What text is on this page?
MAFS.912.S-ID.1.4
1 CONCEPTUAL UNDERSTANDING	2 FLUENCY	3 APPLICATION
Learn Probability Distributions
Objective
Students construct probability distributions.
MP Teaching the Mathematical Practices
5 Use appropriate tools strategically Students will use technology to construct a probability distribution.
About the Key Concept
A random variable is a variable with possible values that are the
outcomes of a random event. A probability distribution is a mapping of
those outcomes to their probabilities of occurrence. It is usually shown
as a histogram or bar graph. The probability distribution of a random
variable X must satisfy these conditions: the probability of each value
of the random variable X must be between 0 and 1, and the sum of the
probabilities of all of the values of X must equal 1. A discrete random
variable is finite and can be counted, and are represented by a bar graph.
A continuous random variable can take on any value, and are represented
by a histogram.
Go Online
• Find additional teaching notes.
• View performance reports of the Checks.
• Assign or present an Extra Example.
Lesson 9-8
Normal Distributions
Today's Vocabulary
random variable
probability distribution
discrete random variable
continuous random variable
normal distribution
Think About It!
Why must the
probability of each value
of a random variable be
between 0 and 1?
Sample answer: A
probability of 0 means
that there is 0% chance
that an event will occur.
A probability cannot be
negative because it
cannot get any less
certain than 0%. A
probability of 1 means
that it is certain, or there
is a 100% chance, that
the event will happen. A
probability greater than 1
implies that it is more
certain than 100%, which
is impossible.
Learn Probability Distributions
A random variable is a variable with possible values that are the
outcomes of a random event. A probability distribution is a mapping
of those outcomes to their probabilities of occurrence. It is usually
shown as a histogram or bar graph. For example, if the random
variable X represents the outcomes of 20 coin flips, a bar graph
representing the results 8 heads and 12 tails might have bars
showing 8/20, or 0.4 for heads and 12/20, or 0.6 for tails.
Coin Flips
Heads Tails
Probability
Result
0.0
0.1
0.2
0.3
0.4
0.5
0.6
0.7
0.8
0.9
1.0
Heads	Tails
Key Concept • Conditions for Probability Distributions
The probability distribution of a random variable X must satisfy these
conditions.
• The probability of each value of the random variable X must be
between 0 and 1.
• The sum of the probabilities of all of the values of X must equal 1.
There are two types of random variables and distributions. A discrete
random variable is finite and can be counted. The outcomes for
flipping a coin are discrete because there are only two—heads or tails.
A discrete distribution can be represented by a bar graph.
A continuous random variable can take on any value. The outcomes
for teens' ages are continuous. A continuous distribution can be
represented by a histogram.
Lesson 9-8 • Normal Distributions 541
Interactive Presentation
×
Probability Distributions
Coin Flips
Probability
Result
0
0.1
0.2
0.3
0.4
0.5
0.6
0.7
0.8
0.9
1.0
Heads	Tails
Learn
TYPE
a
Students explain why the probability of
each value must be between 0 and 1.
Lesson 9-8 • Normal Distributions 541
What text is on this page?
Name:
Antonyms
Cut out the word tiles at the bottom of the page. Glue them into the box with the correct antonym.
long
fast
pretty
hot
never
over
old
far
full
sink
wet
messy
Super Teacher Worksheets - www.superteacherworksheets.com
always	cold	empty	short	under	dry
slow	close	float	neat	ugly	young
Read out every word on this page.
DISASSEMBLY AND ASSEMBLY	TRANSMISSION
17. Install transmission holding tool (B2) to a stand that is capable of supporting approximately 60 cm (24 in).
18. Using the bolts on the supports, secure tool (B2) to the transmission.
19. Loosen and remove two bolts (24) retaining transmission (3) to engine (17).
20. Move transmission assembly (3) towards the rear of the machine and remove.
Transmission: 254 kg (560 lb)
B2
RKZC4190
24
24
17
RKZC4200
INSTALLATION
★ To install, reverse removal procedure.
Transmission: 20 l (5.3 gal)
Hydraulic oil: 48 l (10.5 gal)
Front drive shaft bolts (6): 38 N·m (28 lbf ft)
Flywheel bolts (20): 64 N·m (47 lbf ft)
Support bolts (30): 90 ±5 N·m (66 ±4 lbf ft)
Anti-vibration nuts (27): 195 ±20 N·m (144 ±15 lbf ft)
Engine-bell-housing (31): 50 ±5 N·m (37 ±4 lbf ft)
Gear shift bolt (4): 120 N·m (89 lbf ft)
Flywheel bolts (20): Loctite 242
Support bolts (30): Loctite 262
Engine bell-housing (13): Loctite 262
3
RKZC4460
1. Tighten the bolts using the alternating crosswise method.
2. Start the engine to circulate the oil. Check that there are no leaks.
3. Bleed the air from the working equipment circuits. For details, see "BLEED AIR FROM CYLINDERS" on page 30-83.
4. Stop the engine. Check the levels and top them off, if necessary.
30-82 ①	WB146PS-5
------------------------------------
PROBLEM DETAILS
Transcribe each entry precisely, missing none.

FULL SOLUTION
What text is on this page?
MAFS.912.S-ID.1.4
1 CONCEPTUAL UNDERSTANDING	2 FLUENCY	3 APPLICATION
Learn Probability Distributions
Objective
Students construct probability distributions.
MP Teaching the Mathematical Practices
5 Use appropriate tools strategically Students will use technology to construct a probability distribution.
About the Key Concept
A random variable is a variable with possible values that are the
outcomes of a random event. A probability distribution is a mapping of
those outcomes to their probabilities of occurrence. It is usually shown
as a histogram or bar graph. The probability distribution of a random
variable X must satisfy these conditions: the probability of each value
of the random variable X must be between 0 and 1, and the sum of the
probabilities of all of the values of X must equal 1. A discrete random
variable is finite and can be counted, and are represented by a bar graph.
A continuous random variable can take on any value, and are represented
by a histogram.
Go Online
• Find additional teaching notes.
• View performance reports of the Checks.
• Assign or present an Extra Example.
Lesson 9-8
Normal Distributions
Today's Vocabulary
random variable
probability distribution
discrete random variable
continuous random variable
normal distribution
Think About It!
Why must the
probability of each value
of a random variable be
between 0 and 1?
Sample answer: A
probability of 0 means
that there is 0% chance
that an event will occur.
A probability cannot be
negative because it
cannot get any less
certain than 0%. A
probability of 1 means
that it is certain, or there
is a 100% chance, that
the event will happen. A
probability greater than 1
implies that it is more
certain than 100%, which
is impossible.
Learn Probability Distributions
A random variable is a variable with possible values that are the
outcomes of a random event. A probability distribution is a mapping
of those outcomes to their probabilities of occurrence. It is usually
shown as a histogram or bar graph. For example, if the random
variable X represents the outcomes of 20 coin flips, a bar graph
representing the results 8 heads and 12 tails might have bars
showing 8/20, or 0.4 for heads and 12/20, or 0.6 for tails.
Coin Flips
Heads Tails
Probability
Result
0.0
0.1
0.2
0.3
0.4
0.5
0.6
0.7
0.8
0.9
1.0
Heads	Tails
Key Concept • Conditions for Probability Distributions
The probability distribution of a random variable X must satisfy these
conditions.
• The probability of each value of the random variable X must be
between 0 and 1.
• The sum of the probabilities of all of the values of X must equal 1.
There are two types of random variables and distributions. A discrete
random variable is finite and can be counted. The outcomes for
flipping a coin are discrete because there are only two—heads or tails.
A discrete distribution can be represented by a bar graph.
A continuous random variable can take on any value. The outcomes
for teens' ages are continuous. A continuous distribution can be
represented by a histogram.
Lesson 9-8 • Normal Distributions 541
Interactive Presentation
×
Probability Distributions
Coin Flips
Probability
Result
0
0.1
0.2
0.3
0.4
0.5
0.6
0.7
0.8
0.9
1.0
Heads	Tails
Learn
TYPE
a
Students explain why the probability of
each value must be between 0 and 1.
Lesson 9-8 • Normal Distributions 541
What text is on this page?
Name:
Antonyms
Cut out the word tiles at the bottom of the page. Glue them into the box with the correct antonym.
long
fast
pretty
hot
never
over
old
far
full
sink
wet
messy
Super Teacher Worksheets - www.superteacherworksheets.com
always	cold	empty	short	under	dry
slow	close	float	neat	ugly	young
Read out every word on this page.
DISASSEMBLY AND ASSEMBLY	TRANSMISSION
17. Install transmission holding tool (B2) to a stand that is capable of supporting approximately 60 cm (24 in).
18. Using the bolts on the supports, secure tool (B2) to the transmission.
19. Loosen and remove two bolts (24) retaining transmission (3) to engine (17).
20. Move transmission assembly (3) towards the rear of the machine and remove.
Transmission: 254 kg (560 lb)
B2
RKZC4190
24
24
17
RKZC4200
INSTALLATION
★ To install, reverse removal procedure.
Transmission: 20 l (5.3 gal)
Hydraulic oil: 48 l (10.5 gal)
Front drive shaft bolts (6): 38 N·m (28 lbf ft)
Flywheel bolts (20): 64 N·m (47 lbf ft)
Support bolts (30): 90 ±5 N·m (66 ±4 lbf ft)
Anti-vibration nuts (27): 195 ±20 N·m (144 ±15 lbf ft)
Engine-bell-housing (31): 50 ±5 N·m (37 ±4 lbf ft)
Gear shift bolt (4): 120 N·m (89 lbf ft)
Flywheel bolts (20): Loctite 242
Support bolts (30): Loctite 262
Engine bell-housing (13): Loctite 262
3
RKZC4460
1. Tighten the bolts using the alternating crosswise method.
2. Start the engine to circulate the oil. Check that there are no leaks.
3. Bleed the air from the working equipment circuits. For details, see "BLEED AIR FROM CYLINDERS" on page 30-83.
4. Stop the engine. Check the levels and top them off, if necessary.
30-82 ①	WB146PS-5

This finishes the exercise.